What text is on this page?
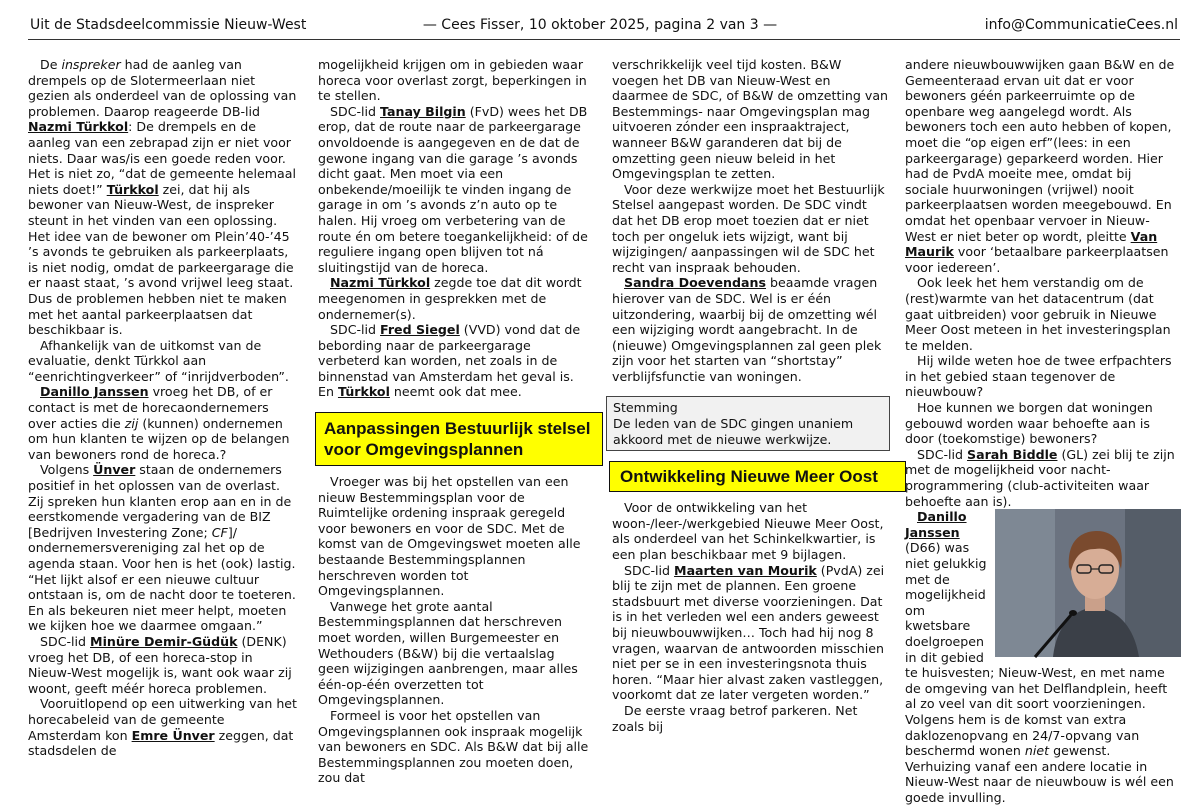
Uit de Stadsdeelcommissie Nieuw-West	— Cees Fisser, 10 oktober 2025, pagina 2 van 3 —	info@CommunicatieCees.nl

De inspreker had de aanleg van drempels op de Slotermeerlaan niet gezien als onderdeel van de oplossing van problemen. Daarop reageerde DB-lid Nazmi Türkkol: De drempels en de aanleg van een zebrapad zijn er niet voor niets. Daar was/is een goede reden voor. Het is niet zo, “dat de gemeente helemaal niets doet!” Türkkol zei, dat hij als bewoner van Nieuw-West, de inspreker steunt in het vinden van een oplossing. Het idee van de bewoner om Plein’40-’45 ’s avonds te gebruiken als parkeerplaats, is niet nodig, omdat de parkeergarage die er naast staat, ’s avond vrijwel leeg staat. Dus de problemen hebben niet te maken met het aantal parkeerplaatsen dat beschikbaar is.

Afhankelijk van de uitkomst van de evaluatie, denkt Türkkol aan “eenrichtingverkeer” of “inrijdverboden”.

Danillo Janssen vroeg het DB, of er contact is met de horecaondernemers over acties die zij (kunnen) ondernemen om hun klanten te wijzen op de belangen van bewoners rond de horeca.?

Volgens Ünver staan de ondernemers positief in het oplossen van de overlast. Zij spreken hun klanten erop aan en in de eerstkomende vergadering van de BIZ [Bedrijven Investering Zone; CF]/ ondernemersvereniging zal het op de agenda staan. Voor hen is het (ook) lastig. “Het lijkt alsof er een nieuwe cultuur ontstaan is, om de nacht door te toeteren. En als bekeuren niet meer helpt, moeten we kijken hoe we daarmee omgaan.”

SDC-lid Minüre Demir-Güdük (DENK) vroeg het DB, of een horeca-stop in Nieuw-West mogelijk is, want ook waar zij woont, geeft méér horeca problemen.

Vooruitlopend op een uitwerking van het horecabeleid van de gemeente Amsterdam kon Emre Ünver zeggen, dat stadsdelen de

mogelijkheid krijgen om in gebieden waar horeca voor overlast zorgt, beperkingen in te stellen.

SDC-lid Tanay Bilgin (FvD) wees het DB erop, dat de route naar de parkeergarage onvoldoende is aangegeven en de dat de gewone ingang van die garage ’s avonds dicht gaat. Men moet via een onbekende/moeilijk te vinden ingang de garage in om ’s avonds z’n auto op te halen. Hij vroeg om verbetering van de route én om betere toegankelijkheid: of de reguliere ingang open blijven tot ná sluitingstijd van de horeca.

Nazmi Türkkol zegde toe dat dit wordt meegenomen in gesprekken met de ondernemer(s).

SDC-lid Fred Siegel (VVD) vond dat de bebording naar de parkeergarage verbeterd kan worden, net zoals in de binnenstad van Amsterdam het geval is. En Türkkol neemt ook dat mee.

Aanpassingen Bestuurlijk stelsel voor Omgevingsplannen

Vroeger was bij het opstellen van een nieuw Bestemmingsplan voor de Ruimtelijke ordening inspraak geregeld voor bewoners en voor de SDC. Met de komst van de Omgevingswet moeten alle bestaande Bestemmingsplannen herschreven worden tot Omgevingsplannen.

Vanwege het grote aantal Bestemmingsplannen dat herschreven moet worden, willen Burgemeester en Wethouders (B&W) bij die vertaalslag geen wijzigingen aanbrengen, maar alles één-op-één overzetten tot Omgevingsplannen.

Formeel is voor het opstellen van Omgevingsplannen ook inspraak mogelijk van bewoners en SDC. Als B&W dat bij alle Bestemmingsplannen zou moeten doen, zou dat

verschrikkelijk veel tijd kosten. B&W voegen het DB van Nieuw-West en daarmee de SDC, of B&W de omzetting van Bestemmings- naar Omgevingsplan mag uitvoeren zónder een inspraaktraject, wanneer B&W garanderen dat bij de omzetting geen nieuw beleid in het Omgevingsplan te zetten.

Voor deze werkwijze moet het Bestuurlijk Stelsel aangepast worden. De SDC vindt dat het DB erop moet toezien dat er niet toch per ongeluk iets wijzigt, want bij wijzigingen/ aanpassingen wil de SDC het recht van inspraak behouden.

Sandra Doevendans beaamde vragen hierover van de SDC. Wel is er één uitzondering, waarbij bij de omzetting wél een wijziging wordt aangebracht. In de (nieuwe) Omgevingsplannen zal geen plek zijn voor het starten van “shortstay” verblijfsfunctie van woningen.

Stemming

De leden van de SDC gingen unaniem akkoord met de nieuwe werkwijze.

Ontwikkeling Nieuwe Meer Oost

Voor de ontwikkeling van het woon-/leer-/werkgebied Nieuwe Meer Oost, als onderdeel van het Schinkelkwartier, is een plan beschikbaar met 9 bijlagen.

SDC-lid Maarten van Mourik (PvdA) zei blij te zijn met de plannen. Een groene stadsbuurt met diverse voorzieningen. Dat is in het verleden wel een anders geweest bij nieuwbouwwijken… Toch had hij nog 8 vragen, waarvan de antwoorden misschien niet per se in een investeringsnota thuis horen. “Maar hier alvast zaken vastleggen, voorkomt dat ze later vergeten worden.”

De eerste vraag betrof parkeren. Net zoals bij

andere nieuwbouwwijken gaan B&W en de Gemeenteraad ervan uit dat er voor bewoners géén parkeerruimte op de openbare weg aangelegd wordt. Als bewoners toch een auto hebben of kopen, moet die “op eigen erf”(lees: in een parkeergarage) geparkeerd worden. Hier had de PvdA moeite mee, omdat bij sociale huurwoningen (vrijwel) nooit parkeerplaatsen worden meegebouwd. En omdat het openbaar vervoer in Nieuw-West er niet beter op wordt, pleitte Van Maurik voor ‘betaalbare parkeerplaatsen voor iedereen’.

Ook leek het hem verstandig om de (rest)warmte van het datacentrum (dat gaat uitbreiden) voor gebruik in Nieuwe Meer Oost meteen in het investeringsplan te melden.

Hij wilde weten hoe de twee erfpachters in het gebied staan tegenover de nieuwbouw?

Hoe kunnen we borgen dat woningen gebouwd worden waar behoefte aan is door (toekomstige) bewoners?

SDC-lid Sarah Biddle (GL) zei blij te zijn met de mogelijkheid voor nacht-programmering (club-activiteiten waar behoefte aan is).

Danillo Janssen (D66) was niet gelukkig met de mogelijkheid om kwetsbare doelgroepen in dit gebied te huisvesten; Nieuw-West, en met name de omgeving van het Delflandplein, heeft al zo veel van dit soort voorzieningen. Volgens hem is de komst van extra daklozenopvang en 24/7-opvang van beschermd wonen niet gewenst. Verhuizing vanaf een andere locatie in Nieuw-West naar de nieuwbouw is wél een goede invulling.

....

An exact transcription of the records above is needed, with no pictures included.

What text is on this page?
Uit de Stadsdeelcommissie Nieuw-West	— Cees Fisser, 10 oktober 2025, pagina 2 van 3 —	info@CommunicatieCees.nl

De inspreker had de aanleg van drempels op de Slotermeerlaan niet gezien als onderdeel van de oplossing van problemen. Daarop reageerde DB-lid Nazmi Türkkol: De drempels en de aanleg van een zebrapad zijn er niet voor niets. Daar was/is een goede reden voor. Het is niet zo, “dat de gemeente helemaal niets doet!” Türkkol zei, dat hij als bewoner van Nieuw-West, de inspreker steunt in het vinden van een oplossing. Het idee van de bewoner om Plein’40-’45 ’s avonds te gebruiken als parkeerplaats, is niet nodig, omdat de parkeergarage die er naast staat, ’s avond vrijwel leeg staat. Dus de problemen hebben niet te maken met het aantal parkeerplaatsen dat beschikbaar is.

Afhankelijk van de uitkomst van de evaluatie, denkt Türkkol aan “eenrichtingverkeer” of “inrijdverboden”.

Danillo Janssen vroeg het DB, of er contact is met de horecaondernemers over acties die zij (kunnen) ondernemen om hun klanten te wijzen op de belangen van bewoners rond de horeca.?

Volgens Ünver staan de ondernemers positief in het oplossen van de overlast. Zij spreken hun klanten erop aan en in de eerstkomende vergadering van de BIZ [Bedrijven Investering Zone; CF]/ ondernemersvereniging zal het op de agenda staan. Voor hen is het (ook) lastig. “Het lijkt alsof er een nieuwe cultuur ontstaan is, om de nacht door te toeteren. En als bekeuren niet meer helpt, moeten we kijken hoe we daarmee omgaan.”

SDC-lid Minüre Demir-Güdük (DENK) vroeg het DB, of een horeca-stop in Nieuw-West mogelijk is, want ook waar zij woont, geeft méér horeca problemen.

Vooruitlopend op een uitwerking van het horecabeleid van de gemeente Amsterdam kon Emre Ünver zeggen, dat stadsdelen de

mogelijkheid krijgen om in gebieden waar horeca voor overlast zorgt, beperkingen in te stellen.

SDC-lid Tanay Bilgin (FvD) wees het DB erop, dat de route naar de parkeergarage onvoldoende is aangegeven en de dat de gewone ingang van die garage ’s avonds dicht gaat. Men moet via een onbekende/moeilijk te vinden ingang de garage in om ’s avonds z’n auto op te halen. Hij vroeg om verbetering van de route én om betere toegankelijkheid: of de reguliere ingang open blijven tot ná sluitingstijd van de horeca.

Nazmi Türkkol zegde toe dat dit wordt meegenomen in gesprekken met de ondernemer(s).

SDC-lid Fred Siegel (VVD) vond dat de bebording naar de parkeergarage verbeterd kan worden, net zoals in de binnenstad van Amsterdam het geval is. En Türkkol neemt ook dat mee.

Aanpassingen Bestuurlijk stelsel voor Omgevingsplannen

Vroeger was bij het opstellen van een nieuw Bestemmingsplan voor de Ruimtelijke ordening inspraak geregeld voor bewoners en voor de SDC. Met de komst van de Omgevingswet moeten alle bestaande Bestemmingsplannen herschreven worden tot Omgevingsplannen.

Vanwege het grote aantal Bestemmingsplannen dat herschreven moet worden, willen Burgemeester en Wethouders (B&W) bij die vertaalslag geen wijzigingen aanbrengen, maar alles één-op-één overzetten tot Omgevingsplannen.

Formeel is voor het opstellen van Omgevingsplannen ook inspraak mogelijk van bewoners en SDC. Als B&W dat bij alle Bestemmingsplannen zou moeten doen, zou dat

verschrikkelijk veel tijd kosten. B&W voegen het DB van Nieuw-West en daarmee de SDC, of B&W de omzetting van Bestemmings- naar Omgevingsplan mag uitvoeren zónder een inspraaktraject, wanneer B&W garanderen dat bij de omzetting geen nieuw beleid in het Omgevingsplan te zetten.

Voor deze werkwijze moet het Bestuurlijk Stelsel aangepast worden. De SDC vindt dat het DB erop moet toezien dat er niet toch per ongeluk iets wijzigt, want bij wijzigingen/ aanpassingen wil de SDC het recht van inspraak behouden.

Sandra Doevendans beaamde vragen hierover van de SDC. Wel is er één uitzondering, waarbij bij de omzetting wél een wijziging wordt aangebracht. In de (nieuwe) Omgevingsplannen zal geen plek zijn voor het starten van “shortstay” verblijfsfunctie van woningen.

Stemming

De leden van de SDC gingen unaniem akkoord met de nieuwe werkwijze.

Ontwikkeling Nieuwe Meer Oost

Voor de ontwikkeling van het woon-/leer-/werkgebied Nieuwe Meer Oost, als onderdeel van het Schinkelkwartier, is een plan beschikbaar met 9 bijlagen.

SDC-lid Maarten van Mourik (PvdA) zei blij te zijn met de plannen. Een groene stadsbuurt met diverse voorzieningen. Dat is in het verleden wel een anders geweest bij nieuwbouwwijken… Toch had hij nog 8 vragen, waarvan de antwoorden misschien niet per se in een investeringsnota thuis horen. “Maar hier alvast zaken vastleggen, voorkomt dat ze later vergeten worden.”

De eerste vraag betrof parkeren. Net zoals bij

andere nieuwbouwwijken gaan B&W en de Gemeenteraad ervan uit dat er voor bewoners géén parkeerruimte op de openbare weg aangelegd wordt. Als bewoners toch een auto hebben of kopen, moet die “op eigen erf”(lees: in een parkeergarage) geparkeerd worden. Hier had de PvdA moeite mee, omdat bij sociale huurwoningen (vrijwel) nooit parkeerplaatsen worden meegebouwd. En omdat het openbaar vervoer in Nieuw-West er niet beter op wordt, pleitte Van Maurik voor ‘betaalbare parkeerplaatsen voor iedereen’.

Ook leek het hem verstandig om de (rest)warmte van het datacentrum (dat gaat uitbreiden) voor gebruik in Nieuwe Meer Oost meteen in het investeringsplan te melden.

Hij wilde weten hoe de twee erfpachters in het gebied staan tegenover de nieuwbouw?

Hoe kunnen we borgen dat woningen gebouwd worden waar behoefte aan is door (toekomstige) bewoners?

SDC-lid Sarah Biddle (GL) zei blij te zijn met de mogelijkheid voor nacht-programmering (club-activiteiten waar behoefte aan is).

Danillo Janssen (D66) was niet gelukkig met de mogelijkheid om kwetsbare doelgroepen in dit gebied te huisvesten; Nieuw-West, en met name de omgeving van het Delflandplein, heeft al zo veel van dit soort voorzieningen. Volgens hem is de komst van extra daklozenopvang en 24/7-opvang van beschermd wonen niet gewenst. Verhuizing vanaf een andere locatie in Nieuw-West naar de nieuwbouw is wél een goede invulling.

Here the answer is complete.